Data records
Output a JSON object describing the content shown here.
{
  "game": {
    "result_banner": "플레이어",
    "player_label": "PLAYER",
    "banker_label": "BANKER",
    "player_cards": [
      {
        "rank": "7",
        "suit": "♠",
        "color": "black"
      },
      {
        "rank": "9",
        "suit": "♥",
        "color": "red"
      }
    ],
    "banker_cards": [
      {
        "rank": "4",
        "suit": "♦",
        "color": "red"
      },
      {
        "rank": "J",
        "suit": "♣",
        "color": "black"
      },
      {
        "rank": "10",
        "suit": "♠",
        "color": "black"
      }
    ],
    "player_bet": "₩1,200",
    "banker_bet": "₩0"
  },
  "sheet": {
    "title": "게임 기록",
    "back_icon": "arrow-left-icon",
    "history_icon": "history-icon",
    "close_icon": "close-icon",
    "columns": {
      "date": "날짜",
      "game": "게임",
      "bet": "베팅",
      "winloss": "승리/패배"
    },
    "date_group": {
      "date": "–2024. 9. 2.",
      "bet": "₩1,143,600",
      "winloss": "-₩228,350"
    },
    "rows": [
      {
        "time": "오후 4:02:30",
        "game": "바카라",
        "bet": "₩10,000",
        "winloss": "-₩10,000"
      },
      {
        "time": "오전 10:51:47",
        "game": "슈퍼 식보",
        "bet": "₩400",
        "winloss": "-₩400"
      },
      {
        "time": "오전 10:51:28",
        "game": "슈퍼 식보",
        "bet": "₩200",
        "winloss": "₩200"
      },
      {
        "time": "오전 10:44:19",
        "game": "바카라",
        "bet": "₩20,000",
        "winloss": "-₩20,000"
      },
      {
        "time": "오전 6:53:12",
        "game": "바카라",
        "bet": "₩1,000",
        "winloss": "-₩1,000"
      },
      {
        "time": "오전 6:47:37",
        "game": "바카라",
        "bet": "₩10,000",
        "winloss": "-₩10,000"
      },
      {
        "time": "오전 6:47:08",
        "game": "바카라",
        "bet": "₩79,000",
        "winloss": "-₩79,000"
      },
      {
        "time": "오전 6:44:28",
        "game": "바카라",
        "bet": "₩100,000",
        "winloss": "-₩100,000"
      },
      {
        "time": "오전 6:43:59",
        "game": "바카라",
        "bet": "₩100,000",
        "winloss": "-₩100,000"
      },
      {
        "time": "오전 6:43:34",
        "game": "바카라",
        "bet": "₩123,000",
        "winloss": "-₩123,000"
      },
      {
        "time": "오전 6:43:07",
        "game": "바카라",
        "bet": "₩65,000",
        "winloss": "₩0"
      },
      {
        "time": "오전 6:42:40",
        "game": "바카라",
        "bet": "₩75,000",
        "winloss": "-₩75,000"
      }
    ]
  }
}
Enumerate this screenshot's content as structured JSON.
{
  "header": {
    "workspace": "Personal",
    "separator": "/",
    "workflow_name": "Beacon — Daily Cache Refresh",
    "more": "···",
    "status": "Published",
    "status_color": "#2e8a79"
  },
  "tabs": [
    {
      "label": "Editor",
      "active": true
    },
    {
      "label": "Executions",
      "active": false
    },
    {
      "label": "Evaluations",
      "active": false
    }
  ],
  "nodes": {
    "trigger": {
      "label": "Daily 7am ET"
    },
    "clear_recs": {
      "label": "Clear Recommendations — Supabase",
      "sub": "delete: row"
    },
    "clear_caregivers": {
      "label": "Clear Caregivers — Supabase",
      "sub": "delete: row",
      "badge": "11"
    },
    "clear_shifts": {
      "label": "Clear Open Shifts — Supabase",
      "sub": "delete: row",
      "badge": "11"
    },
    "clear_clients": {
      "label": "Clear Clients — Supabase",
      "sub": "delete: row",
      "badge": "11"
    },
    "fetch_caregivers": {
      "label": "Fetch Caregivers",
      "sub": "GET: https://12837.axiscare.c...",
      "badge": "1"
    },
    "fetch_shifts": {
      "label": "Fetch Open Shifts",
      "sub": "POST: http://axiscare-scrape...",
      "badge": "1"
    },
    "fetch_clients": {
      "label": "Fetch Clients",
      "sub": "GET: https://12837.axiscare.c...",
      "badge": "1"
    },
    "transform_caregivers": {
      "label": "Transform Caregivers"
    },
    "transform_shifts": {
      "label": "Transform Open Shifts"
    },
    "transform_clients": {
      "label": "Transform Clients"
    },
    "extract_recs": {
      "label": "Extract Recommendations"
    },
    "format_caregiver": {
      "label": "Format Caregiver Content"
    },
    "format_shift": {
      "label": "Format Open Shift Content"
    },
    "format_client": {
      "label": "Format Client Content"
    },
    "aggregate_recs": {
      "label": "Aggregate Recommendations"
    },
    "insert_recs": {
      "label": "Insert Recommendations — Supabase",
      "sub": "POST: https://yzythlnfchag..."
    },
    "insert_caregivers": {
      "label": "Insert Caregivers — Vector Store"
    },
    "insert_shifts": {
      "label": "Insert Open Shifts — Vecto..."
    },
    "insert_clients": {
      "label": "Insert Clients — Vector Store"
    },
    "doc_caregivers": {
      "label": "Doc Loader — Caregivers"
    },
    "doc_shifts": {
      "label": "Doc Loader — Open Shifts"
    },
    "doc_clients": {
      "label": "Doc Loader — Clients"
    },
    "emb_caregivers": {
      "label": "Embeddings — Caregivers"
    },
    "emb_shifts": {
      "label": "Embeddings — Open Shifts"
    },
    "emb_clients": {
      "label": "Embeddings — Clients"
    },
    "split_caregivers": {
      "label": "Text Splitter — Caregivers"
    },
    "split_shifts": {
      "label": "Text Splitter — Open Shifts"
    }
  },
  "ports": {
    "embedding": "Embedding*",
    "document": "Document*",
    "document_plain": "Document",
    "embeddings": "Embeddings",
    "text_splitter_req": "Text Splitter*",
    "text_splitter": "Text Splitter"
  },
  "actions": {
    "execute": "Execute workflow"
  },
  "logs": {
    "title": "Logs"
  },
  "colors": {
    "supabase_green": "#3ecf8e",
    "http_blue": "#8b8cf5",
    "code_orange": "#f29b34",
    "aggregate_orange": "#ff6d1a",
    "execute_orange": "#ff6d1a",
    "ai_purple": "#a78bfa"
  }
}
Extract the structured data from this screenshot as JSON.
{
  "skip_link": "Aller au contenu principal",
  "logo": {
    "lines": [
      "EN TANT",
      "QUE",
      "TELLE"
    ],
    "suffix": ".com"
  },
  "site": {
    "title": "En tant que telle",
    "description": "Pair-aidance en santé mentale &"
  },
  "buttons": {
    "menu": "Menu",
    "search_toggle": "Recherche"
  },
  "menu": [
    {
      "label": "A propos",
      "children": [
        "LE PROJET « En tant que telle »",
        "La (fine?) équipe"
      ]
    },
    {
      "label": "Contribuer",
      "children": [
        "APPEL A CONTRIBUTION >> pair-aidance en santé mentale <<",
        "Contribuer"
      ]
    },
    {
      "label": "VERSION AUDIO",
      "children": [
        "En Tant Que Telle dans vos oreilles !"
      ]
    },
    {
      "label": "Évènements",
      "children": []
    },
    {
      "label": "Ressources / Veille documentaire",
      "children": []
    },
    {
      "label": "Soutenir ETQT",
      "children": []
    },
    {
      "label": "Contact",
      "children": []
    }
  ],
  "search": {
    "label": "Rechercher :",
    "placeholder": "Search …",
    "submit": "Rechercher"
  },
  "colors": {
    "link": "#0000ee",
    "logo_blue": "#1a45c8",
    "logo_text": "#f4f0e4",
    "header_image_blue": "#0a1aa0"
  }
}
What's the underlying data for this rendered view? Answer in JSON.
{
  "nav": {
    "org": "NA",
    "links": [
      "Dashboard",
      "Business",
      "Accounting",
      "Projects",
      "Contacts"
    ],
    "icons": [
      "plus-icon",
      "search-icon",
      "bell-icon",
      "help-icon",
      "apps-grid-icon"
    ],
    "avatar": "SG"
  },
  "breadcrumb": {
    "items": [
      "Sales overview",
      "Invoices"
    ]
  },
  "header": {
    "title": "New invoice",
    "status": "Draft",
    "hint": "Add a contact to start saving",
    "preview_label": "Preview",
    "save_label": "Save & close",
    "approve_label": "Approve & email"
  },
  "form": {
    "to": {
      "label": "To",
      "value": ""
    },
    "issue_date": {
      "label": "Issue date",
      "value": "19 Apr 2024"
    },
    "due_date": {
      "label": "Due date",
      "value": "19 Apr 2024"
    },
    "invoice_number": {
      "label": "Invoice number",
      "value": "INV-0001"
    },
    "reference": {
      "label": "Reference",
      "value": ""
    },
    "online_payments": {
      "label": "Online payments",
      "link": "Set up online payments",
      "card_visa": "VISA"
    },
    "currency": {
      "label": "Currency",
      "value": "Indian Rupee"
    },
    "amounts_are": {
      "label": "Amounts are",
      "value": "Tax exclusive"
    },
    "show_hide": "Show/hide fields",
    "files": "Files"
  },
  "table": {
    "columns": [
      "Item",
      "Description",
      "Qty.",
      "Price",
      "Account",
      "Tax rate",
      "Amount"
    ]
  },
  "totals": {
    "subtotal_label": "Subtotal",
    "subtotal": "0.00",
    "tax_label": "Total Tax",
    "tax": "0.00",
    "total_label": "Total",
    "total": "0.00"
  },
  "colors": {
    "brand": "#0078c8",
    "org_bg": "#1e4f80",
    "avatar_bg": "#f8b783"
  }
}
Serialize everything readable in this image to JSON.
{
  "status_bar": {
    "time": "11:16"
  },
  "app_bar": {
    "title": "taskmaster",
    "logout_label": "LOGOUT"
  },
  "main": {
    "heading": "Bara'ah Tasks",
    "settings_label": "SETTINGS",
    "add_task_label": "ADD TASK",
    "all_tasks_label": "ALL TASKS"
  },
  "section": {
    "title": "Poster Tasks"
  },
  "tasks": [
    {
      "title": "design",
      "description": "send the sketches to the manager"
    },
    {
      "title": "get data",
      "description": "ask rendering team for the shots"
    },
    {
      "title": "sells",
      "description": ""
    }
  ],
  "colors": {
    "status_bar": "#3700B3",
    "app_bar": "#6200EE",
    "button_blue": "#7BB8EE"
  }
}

-- AIM --
Gather all lines where the word "aidance" appears.

-- EXERCISE RESULT --
    "description": "Pair-aidance en santé mentale &"
        "APPEL A CONTRIBUTION >> pair-aidance en santé mentale <<",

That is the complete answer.